→ **Work required**
Send back all the data below, exactly as given.

═══ Supplied data

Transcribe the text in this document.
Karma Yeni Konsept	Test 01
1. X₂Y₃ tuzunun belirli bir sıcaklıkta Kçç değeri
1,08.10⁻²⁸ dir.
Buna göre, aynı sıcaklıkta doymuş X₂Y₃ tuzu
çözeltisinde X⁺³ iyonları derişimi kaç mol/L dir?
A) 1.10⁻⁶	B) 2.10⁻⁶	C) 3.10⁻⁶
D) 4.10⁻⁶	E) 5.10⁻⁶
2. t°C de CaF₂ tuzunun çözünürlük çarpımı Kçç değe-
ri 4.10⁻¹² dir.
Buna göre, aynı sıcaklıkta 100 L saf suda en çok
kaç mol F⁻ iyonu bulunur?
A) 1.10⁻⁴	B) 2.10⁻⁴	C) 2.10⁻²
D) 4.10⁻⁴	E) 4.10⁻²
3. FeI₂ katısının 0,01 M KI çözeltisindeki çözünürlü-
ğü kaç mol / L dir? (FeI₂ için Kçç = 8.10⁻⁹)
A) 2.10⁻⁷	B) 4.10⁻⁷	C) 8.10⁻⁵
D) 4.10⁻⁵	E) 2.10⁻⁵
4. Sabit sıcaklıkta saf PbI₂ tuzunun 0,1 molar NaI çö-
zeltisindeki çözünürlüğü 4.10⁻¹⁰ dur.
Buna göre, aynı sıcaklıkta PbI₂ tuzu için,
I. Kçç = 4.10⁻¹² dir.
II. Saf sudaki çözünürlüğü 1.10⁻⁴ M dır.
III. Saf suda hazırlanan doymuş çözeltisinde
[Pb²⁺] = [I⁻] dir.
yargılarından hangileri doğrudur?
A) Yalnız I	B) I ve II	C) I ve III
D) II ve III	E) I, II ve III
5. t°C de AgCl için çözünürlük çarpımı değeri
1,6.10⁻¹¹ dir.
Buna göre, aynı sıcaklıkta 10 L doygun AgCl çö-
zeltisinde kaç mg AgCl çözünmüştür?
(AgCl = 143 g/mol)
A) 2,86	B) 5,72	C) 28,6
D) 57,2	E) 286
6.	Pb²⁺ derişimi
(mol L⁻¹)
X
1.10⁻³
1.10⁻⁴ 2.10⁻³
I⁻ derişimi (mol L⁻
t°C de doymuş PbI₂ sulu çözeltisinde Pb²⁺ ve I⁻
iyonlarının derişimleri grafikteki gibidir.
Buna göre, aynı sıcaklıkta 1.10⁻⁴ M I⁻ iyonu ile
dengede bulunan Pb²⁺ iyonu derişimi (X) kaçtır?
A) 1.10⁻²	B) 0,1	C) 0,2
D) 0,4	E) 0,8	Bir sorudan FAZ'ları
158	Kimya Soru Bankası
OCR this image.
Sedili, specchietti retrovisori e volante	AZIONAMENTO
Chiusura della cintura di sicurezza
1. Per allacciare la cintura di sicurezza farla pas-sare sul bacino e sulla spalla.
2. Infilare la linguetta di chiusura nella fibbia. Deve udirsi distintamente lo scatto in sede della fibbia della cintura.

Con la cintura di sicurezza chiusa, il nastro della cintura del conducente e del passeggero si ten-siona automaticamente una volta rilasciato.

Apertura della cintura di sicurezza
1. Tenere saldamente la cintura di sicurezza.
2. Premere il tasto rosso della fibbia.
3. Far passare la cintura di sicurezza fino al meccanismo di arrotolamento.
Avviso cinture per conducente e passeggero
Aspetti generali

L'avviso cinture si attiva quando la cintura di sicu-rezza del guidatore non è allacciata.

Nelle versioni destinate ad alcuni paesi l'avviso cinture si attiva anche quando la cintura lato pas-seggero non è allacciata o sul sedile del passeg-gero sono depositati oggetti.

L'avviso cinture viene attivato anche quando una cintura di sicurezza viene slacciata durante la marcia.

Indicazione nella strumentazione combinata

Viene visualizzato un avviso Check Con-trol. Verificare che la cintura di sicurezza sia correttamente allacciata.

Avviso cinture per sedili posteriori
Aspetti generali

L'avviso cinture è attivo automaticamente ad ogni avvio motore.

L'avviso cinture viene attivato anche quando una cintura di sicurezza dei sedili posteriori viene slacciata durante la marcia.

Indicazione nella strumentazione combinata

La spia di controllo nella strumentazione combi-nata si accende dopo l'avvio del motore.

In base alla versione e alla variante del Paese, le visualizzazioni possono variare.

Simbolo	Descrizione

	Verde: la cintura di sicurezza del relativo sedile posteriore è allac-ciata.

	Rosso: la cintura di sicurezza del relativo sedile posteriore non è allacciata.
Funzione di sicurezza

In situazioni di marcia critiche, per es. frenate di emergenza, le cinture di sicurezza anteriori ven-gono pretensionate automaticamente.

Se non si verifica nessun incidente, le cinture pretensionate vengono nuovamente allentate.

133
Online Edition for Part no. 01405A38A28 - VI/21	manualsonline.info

══════

→ **Finished exercise**
Transcribe the text in this document.
Karma Yeni Konsept	Test 01
1. X₂Y₃ tuzunun belirli bir sıcaklıkta Kçç değeri
1,08.10⁻²⁸ dir.
Buna göre, aynı sıcaklıkta doymuş X₂Y₃ tuzu
çözeltisinde X⁺³ iyonları derişimi kaç mol/L dir?
A) 1.10⁻⁶	B) 2.10⁻⁶	C) 3.10⁻⁶
D) 4.10⁻⁶	E) 5.10⁻⁶
2. t°C de CaF₂ tuzunun çözünürlük çarpımı Kçç değe-
ri 4.10⁻¹² dir.
Buna göre, aynı sıcaklıkta 100 L saf suda en çok
kaç mol F⁻ iyonu bulunur?
A) 1.10⁻⁴	B) 2.10⁻⁴	C) 2.10⁻²
D) 4.10⁻⁴	E) 4.10⁻²
3. FeI₂ katısının 0,01 M KI çözeltisindeki çözünürlü-
ğü kaç mol / L dir? (FeI₂ için Kçç = 8.10⁻⁹)
A) 2.10⁻⁷	B) 4.10⁻⁷	C) 8.10⁻⁵
D) 4.10⁻⁵	E) 2.10⁻⁵
4. Sabit sıcaklıkta saf PbI₂ tuzunun 0,1 molar NaI çö-
zeltisindeki çözünürlüğü 4.10⁻¹⁰ dur.
Buna göre, aynı sıcaklıkta PbI₂ tuzu için,
I. Kçç = 4.10⁻¹² dir.
II. Saf sudaki çözünürlüğü 1.10⁻⁴ M dır.
III. Saf suda hazırlanan doymuş çözeltisinde
[Pb²⁺] = [I⁻] dir.
yargılarından hangileri doğrudur?
A) Yalnız I	B) I ve II	C) I ve III
D) II ve III	E) I, II ve III
5. t°C de AgCl için çözünürlük çarpımı değeri
1,6.10⁻¹¹ dir.
Buna göre, aynı sıcaklıkta 10 L doygun AgCl çö-
zeltisinde kaç mg AgCl çözünmüştür?
(AgCl = 143 g/mol)
A) 2,86	B) 5,72	C) 28,6
D) 57,2	E) 286
6.	Pb²⁺ derişimi
(mol L⁻¹)
X
1.10⁻³
1.10⁻⁴ 2.10⁻³
I⁻ derişimi (mol L⁻
t°C de doymuş PbI₂ sulu çözeltisinde Pb²⁺ ve I⁻
iyonlarının derişimleri grafikteki gibidir.
Buna göre, aynı sıcaklıkta 1.10⁻⁴ M I⁻ iyonu ile
dengede bulunan Pb²⁺ iyonu derişimi (X) kaçtır?
A) 1.10⁻²	B) 0,1	C) 0,2
D) 0,4	E) 0,8	Bir sorudan FAZ'ları
158	Kimya Soru Bankası
OCR this image.
Sedili, specchietti retrovisori e volante	AZIONAMENTO
Chiusura della cintura di sicurezza
1. Per allacciare la cintura di sicurezza farla pas-sare sul bacino e sulla spalla.
2. Infilare la linguetta di chiusura nella fibbia. Deve udirsi distintamente lo scatto in sede della fibbia della cintura.

Con la cintura di sicurezza chiusa, il nastro della cintura del conducente e del passeggero si ten-siona automaticamente una volta rilasciato.

Apertura della cintura di sicurezza
1. Tenere saldamente la cintura di sicurezza.
2. Premere il tasto rosso della fibbia.
3. Far passare la cintura di sicurezza fino al meccanismo di arrotolamento.
Avviso cinture per conducente e passeggero
Aspetti generali

L'avviso cinture si attiva quando la cintura di sicu-rezza del guidatore non è allacciata.

Nelle versioni destinate ad alcuni paesi l'avviso cinture si attiva anche quando la cintura lato pas-seggero non è allacciata o sul sedile del passeg-gero sono depositati oggetti.

L'avviso cinture viene attivato anche quando una cintura di sicurezza viene slacciata durante la marcia.

Indicazione nella strumentazione combinata

Viene visualizzato un avviso Check Con-trol. Verificare che la cintura di sicurezza sia correttamente allacciata.

Avviso cinture per sedili posteriori
Aspetti generali

L'avviso cinture è attivo automaticamente ad ogni avvio motore.

L'avviso cinture viene attivato anche quando una cintura di sicurezza dei sedili posteriori viene slacciata durante la marcia.

Indicazione nella strumentazione combinata

La spia di controllo nella strumentazione combi-nata si accende dopo l'avvio del motore.

In base alla versione e alla variante del Paese, le visualizzazioni possono variare.

Simbolo	Descrizione

	Verde: la cintura di sicurezza del relativo sedile posteriore è allac-ciata.

	Rosso: la cintura di sicurezza del relativo sedile posteriore non è allacciata.
Funzione di sicurezza

In situazioni di marcia critiche, per es. frenate di emergenza, le cinture di sicurezza anteriori ven-gono pretensionate automaticamente.

Se non si verifica nessun incidente, le cinture pretensionate vengono nuovamente allentate.

133
Online Edition for Part no. 01405A38A28 - VI/21	manualsonline.info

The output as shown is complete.